--- 과제 설명 ---
아래 자료에서 "x-tick-label: 10 xyxy=(226,364,241,379)"가 있는 줄부터 한 글자도 바꾸지 말고 그대로 출력하세요. "legend-label-nenhuma-acao: Nenhuma Ação xyxy=(187,117,279,132)"가 있는 줄까지 쓰고 멈추세요.

--- 주어진 자료 ---
- - - -
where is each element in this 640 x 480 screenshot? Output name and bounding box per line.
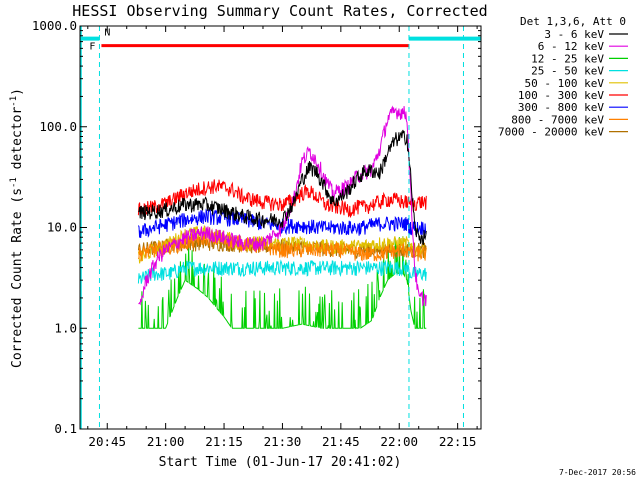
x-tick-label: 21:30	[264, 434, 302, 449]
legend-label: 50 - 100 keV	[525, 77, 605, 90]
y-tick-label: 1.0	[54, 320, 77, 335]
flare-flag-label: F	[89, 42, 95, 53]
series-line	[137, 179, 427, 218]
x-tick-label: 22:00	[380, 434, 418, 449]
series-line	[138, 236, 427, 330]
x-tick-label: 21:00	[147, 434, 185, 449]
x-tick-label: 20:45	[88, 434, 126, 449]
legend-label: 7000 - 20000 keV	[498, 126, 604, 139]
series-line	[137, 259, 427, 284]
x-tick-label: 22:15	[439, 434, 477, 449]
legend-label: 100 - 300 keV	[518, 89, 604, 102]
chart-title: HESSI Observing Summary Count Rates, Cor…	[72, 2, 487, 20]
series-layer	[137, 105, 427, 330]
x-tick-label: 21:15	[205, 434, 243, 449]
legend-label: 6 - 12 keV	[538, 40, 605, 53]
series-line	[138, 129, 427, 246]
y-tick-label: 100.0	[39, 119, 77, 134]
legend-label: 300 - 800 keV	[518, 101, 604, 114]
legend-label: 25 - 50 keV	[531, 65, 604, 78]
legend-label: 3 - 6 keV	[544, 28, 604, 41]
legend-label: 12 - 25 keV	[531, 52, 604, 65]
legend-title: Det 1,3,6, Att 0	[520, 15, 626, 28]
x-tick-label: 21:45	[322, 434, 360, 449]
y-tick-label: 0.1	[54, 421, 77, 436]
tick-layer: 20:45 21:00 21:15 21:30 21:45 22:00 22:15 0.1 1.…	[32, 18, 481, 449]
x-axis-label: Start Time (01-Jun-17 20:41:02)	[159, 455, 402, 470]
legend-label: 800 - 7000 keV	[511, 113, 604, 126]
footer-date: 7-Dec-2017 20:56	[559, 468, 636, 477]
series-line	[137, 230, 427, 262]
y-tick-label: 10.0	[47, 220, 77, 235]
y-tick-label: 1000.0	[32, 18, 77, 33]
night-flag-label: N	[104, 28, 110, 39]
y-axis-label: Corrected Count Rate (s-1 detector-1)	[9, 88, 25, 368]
- - - -
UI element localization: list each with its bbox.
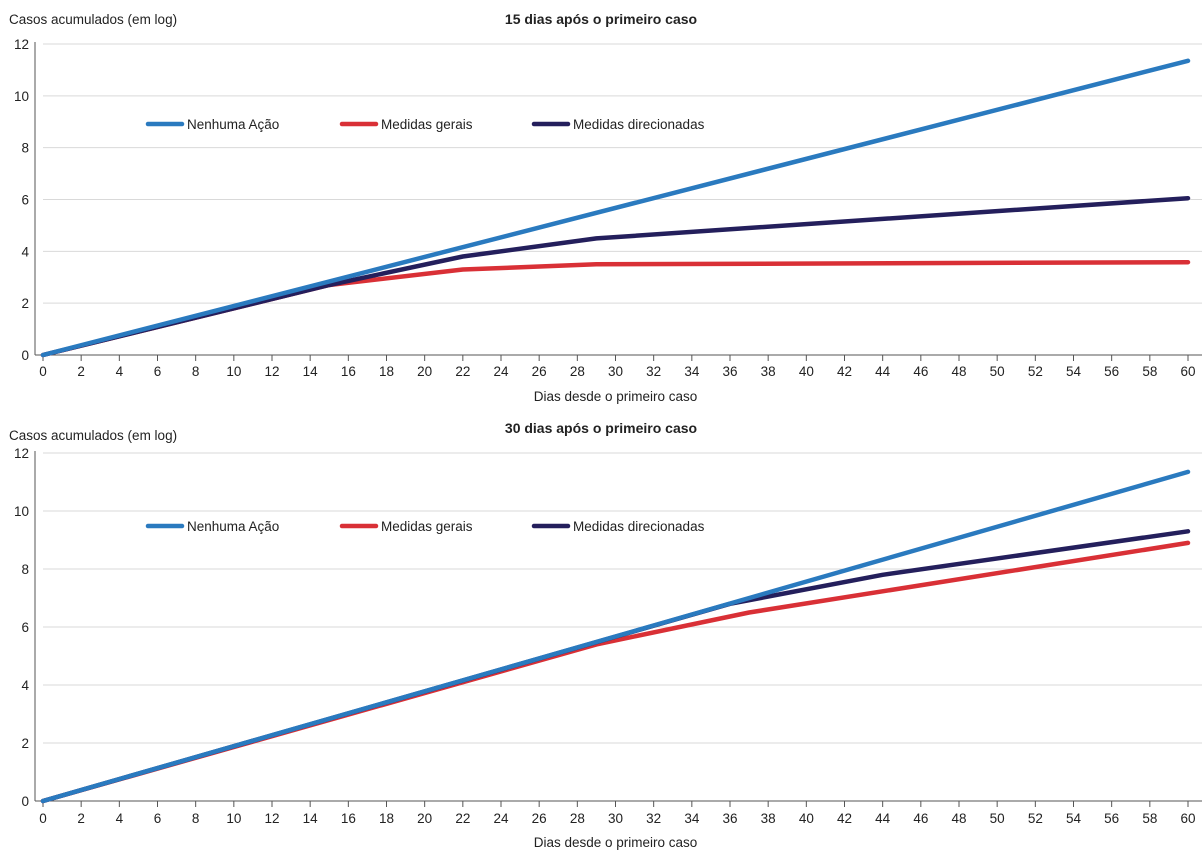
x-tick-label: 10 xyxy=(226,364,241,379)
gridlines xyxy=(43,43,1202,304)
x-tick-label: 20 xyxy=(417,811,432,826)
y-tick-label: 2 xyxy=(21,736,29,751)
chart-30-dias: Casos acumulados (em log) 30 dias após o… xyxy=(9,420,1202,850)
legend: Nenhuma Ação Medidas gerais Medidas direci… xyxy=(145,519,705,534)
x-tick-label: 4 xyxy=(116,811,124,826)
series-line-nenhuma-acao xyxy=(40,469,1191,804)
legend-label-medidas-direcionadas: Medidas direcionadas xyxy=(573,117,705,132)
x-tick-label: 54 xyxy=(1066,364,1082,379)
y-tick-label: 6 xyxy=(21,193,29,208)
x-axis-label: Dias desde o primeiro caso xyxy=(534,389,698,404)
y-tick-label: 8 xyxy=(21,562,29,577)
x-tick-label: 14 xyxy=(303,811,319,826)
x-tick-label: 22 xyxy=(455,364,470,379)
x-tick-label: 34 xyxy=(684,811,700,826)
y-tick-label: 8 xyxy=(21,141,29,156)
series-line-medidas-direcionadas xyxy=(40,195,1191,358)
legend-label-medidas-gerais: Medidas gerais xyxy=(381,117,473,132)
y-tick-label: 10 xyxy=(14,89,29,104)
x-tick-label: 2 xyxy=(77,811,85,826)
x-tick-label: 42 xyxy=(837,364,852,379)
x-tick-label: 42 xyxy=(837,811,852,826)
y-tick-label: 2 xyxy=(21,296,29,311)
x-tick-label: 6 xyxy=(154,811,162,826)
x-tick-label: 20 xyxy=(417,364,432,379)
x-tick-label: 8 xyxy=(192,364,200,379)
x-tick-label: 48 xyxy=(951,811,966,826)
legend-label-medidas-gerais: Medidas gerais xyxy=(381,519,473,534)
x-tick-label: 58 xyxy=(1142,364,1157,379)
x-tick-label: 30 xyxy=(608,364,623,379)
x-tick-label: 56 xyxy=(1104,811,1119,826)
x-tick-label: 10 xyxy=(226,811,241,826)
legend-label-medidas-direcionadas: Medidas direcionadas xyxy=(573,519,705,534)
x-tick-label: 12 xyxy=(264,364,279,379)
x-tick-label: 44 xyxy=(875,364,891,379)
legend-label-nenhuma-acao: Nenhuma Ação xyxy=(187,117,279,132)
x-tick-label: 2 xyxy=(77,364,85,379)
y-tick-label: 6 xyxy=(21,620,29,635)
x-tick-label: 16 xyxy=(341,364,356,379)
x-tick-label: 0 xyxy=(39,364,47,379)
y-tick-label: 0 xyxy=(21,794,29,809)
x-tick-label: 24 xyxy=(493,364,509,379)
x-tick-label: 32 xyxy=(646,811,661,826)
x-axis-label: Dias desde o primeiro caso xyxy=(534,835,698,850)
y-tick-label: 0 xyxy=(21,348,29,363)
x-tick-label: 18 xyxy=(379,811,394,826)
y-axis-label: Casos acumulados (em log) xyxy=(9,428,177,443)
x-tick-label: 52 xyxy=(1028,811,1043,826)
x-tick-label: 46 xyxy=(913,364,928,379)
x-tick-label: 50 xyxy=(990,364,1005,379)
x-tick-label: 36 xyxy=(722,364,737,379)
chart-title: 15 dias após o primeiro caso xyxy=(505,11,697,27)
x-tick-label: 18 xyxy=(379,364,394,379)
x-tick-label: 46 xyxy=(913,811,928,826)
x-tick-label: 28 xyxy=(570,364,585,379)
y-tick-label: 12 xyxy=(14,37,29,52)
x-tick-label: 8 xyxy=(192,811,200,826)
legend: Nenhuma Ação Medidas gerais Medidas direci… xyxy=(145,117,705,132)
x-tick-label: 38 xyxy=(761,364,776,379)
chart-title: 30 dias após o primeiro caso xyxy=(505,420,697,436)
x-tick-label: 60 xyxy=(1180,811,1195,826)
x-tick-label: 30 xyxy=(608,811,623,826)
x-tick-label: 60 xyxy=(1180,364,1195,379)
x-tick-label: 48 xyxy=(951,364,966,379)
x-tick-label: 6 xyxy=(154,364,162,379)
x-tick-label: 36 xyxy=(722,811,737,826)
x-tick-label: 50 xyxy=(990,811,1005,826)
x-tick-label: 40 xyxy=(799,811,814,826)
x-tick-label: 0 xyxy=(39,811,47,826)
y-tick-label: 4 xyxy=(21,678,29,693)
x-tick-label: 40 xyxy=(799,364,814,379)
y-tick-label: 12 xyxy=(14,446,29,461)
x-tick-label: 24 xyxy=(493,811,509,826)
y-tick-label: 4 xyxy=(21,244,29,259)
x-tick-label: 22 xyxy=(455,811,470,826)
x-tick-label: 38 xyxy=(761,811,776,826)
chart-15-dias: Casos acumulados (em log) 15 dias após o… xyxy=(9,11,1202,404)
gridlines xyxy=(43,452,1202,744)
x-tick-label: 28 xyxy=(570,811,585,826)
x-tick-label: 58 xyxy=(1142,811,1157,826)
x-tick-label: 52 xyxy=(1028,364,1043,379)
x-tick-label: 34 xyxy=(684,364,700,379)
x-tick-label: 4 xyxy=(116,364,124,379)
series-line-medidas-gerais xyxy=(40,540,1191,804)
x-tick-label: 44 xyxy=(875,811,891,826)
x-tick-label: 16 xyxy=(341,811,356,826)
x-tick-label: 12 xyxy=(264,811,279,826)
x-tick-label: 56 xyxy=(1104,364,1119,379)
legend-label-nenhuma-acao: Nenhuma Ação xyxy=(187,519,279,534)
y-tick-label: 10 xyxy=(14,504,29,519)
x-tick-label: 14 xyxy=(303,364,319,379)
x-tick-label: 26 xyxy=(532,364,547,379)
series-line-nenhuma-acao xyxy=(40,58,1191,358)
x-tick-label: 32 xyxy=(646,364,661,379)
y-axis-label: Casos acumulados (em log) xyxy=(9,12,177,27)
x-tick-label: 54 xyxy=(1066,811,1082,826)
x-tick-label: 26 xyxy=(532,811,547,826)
- - - -
--- 최종 답 ---
x-tick-label: 10 xyxy=(226,364,241,379)
gridlines xyxy=(43,43,1202,304)
x-tick-label: 20 xyxy=(417,811,432,826)
y-tick-label: 2 xyxy=(21,736,29,751)
chart-30-dias: Casos acumulados (em log) 30 dias após o… xyxy=(9,420,1202,850)
legend: Nenhuma Ação Medidas gerais Medidas direci… xyxy=(145,519,705,534)
x-tick-label: 4 xyxy=(116,811,124,826)
series-line-nenhuma-acao xyxy=(40,469,1191,804)
legend-label-medidas-direcionadas: Medidas direcionadas xyxy=(573,117,705,132)
x-tick-label: 54 xyxy=(1066,364,1082,379)
y-tick-label: 6 xyxy=(21,193,29,208)
x-axis-label: Dias desde o primeiro caso xyxy=(534,389,698,404)
y-tick-label: 8 xyxy=(21,562,29,577)
x-tick-label: 14 xyxy=(303,811,319,826)
x-tick-label: 22 xyxy=(455,364,470,379)
x-tick-label: 34 xyxy=(684,811,700,826)
y-tick-label: 8 xyxy=(21,141,29,156)
series-line-medidas-direcionadas xyxy=(40,195,1191,358)
legend-label-medidas-gerais: Medidas gerais xyxy=(381,117,473,132)
y-tick-label: 10 xyxy=(14,89,29,104)
x-tick-label: 2 xyxy=(77,811,85,826)
x-tick-label: 42 xyxy=(837,364,852,379)
x-tick-label: 42 xyxy=(837,811,852,826)
y-tick-label: 2 xyxy=(21,296,29,311)
x-tick-label: 6 xyxy=(154,811,162,826)
x-tick-label: 20 xyxy=(417,364,432,379)
x-tick-label: 8 xyxy=(192,364,200,379)
x-tick-label: 48 xyxy=(951,811,966,826)
legend-label-medidas-gerais: Medidas gerais xyxy=(381,519,473,534)
x-tick-label: 58 xyxy=(1142,364,1157,379)
x-tick-label: 30 xyxy=(608,364,623,379)
x-tick-label: 56 xyxy=(1104,811,1119,826)
x-tick-label: 10 xyxy=(226,811,241,826)
legend-label-medidas-direcionadas: Medidas direcionadas xyxy=(573,519,705,534)
x-tick-label: 12 xyxy=(264,364,279,379)
x-tick-label: 44 xyxy=(875,364,891,379)
legend-label-nenhuma-acao: Nenhuma Ação xyxy=(187,117,279,132)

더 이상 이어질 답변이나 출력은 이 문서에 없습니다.